■ **Records for this task**:
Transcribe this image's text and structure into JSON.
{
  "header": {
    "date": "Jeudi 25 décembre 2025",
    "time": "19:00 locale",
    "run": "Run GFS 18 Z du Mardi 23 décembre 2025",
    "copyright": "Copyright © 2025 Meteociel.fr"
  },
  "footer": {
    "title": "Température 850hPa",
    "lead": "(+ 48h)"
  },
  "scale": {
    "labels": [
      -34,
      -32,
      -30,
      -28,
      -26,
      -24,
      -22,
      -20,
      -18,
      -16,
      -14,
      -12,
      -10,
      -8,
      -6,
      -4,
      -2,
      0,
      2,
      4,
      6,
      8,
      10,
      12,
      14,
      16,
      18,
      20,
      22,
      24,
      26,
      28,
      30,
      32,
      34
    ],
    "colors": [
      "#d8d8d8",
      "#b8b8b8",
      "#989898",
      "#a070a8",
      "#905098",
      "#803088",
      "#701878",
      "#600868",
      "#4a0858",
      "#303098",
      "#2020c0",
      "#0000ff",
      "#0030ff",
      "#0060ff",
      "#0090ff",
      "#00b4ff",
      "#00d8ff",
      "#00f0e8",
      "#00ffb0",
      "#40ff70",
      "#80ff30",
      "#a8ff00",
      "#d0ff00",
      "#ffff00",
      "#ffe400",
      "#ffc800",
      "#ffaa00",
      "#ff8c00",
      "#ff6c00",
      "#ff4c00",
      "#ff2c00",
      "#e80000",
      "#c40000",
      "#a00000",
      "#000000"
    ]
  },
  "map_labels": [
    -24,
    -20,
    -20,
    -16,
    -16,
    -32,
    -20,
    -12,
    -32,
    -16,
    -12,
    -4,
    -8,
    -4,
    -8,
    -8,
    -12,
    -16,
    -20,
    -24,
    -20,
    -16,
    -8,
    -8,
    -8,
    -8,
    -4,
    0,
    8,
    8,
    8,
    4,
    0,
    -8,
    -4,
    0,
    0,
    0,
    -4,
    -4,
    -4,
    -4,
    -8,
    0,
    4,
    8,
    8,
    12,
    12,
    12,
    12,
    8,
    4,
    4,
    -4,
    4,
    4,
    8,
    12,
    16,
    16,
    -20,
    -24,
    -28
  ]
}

■ **Goal of the exercise**: Set down the listing in full, keeping every word exactly as it is.

■ **Written response**:
Transcribe this image's text and structure into JSON.
{
  "header": {
    "date": "Jeudi 25 décembre 2025",
    "time": "19:00 locale",
    "run": "Run GFS 18 Z du Mardi 23 décembre 2025",
    "copyright": "Copyright © 2025 Meteociel.fr"
  },
  "footer": {
    "title": "Température 850hPa",
    "lead": "(+ 48h)"
  },
  "scale": {
    "labels": [
      -34,
      -32,
      -30,
      -28,
      -26,
      -24,
      -22,
      -20,
      -18,
      -16,
      -14,
      -12,
      -10,
      -8,
      -6,
      -4,
      -2,
      0,
      2,
      4,
      6,
      8,
      10,
      12,
      14,
      16,
      18,
      20,
      22,
      24,
      26,
      28,
      30,
      32,
      34
    ],
    "colors": [
      "#d8d8d8",
      "#b8b8b8",
      "#989898",
      "#a070a8",
      "#905098",
      "#803088",
      "#701878",
      "#600868",
      "#4a0858",
      "#303098",
      "#2020c0",
      "#0000ff",
      "#0030ff",
      "#0060ff",
      "#0090ff",
      "#00b4ff",
      "#00d8ff",
      "#00f0e8",
      "#00ffb0",
      "#40ff70",
      "#80ff30",
      "#a8ff00",
      "#d0ff00",
      "#ffff00",
      "#ffe400",
      "#ffc800",
      "#ffaa00",
      "#ff8c00",
      "#ff6c00",
      "#ff4c00",
      "#ff2c00",
      "#e80000",
      "#c40000",
      "#a00000",
      "#000000"
    ]
  },
  "map_labels": [
    -24,
    -20,
    -20,
    -16,
    -16,
    -32,
    -20,
    -12,
    -32,
    -16,
    -12,
    -4,
    -8,
    -4,
    -8,
    -8,
    -12,
    -16,
    -20,
    -24,
    -20,
    -16,
    -8,
    -8,
    -8,
    -8,
    -4,
    0,
    8,
    8,
    8,
    4,
    0,
    -8,
    -4,
    0,
    0,
    0,
    -4,
    -4,
    -4,
    -4,
    -8,
    0,
    4,
    8,
    8,
    12,
    12,
    12,
    12,
    8,
    4,
    4,
    -4,
    4,
    4,
    8,
    12,
    16,
    16,
    -20,
    -24,
    -28
  ]
}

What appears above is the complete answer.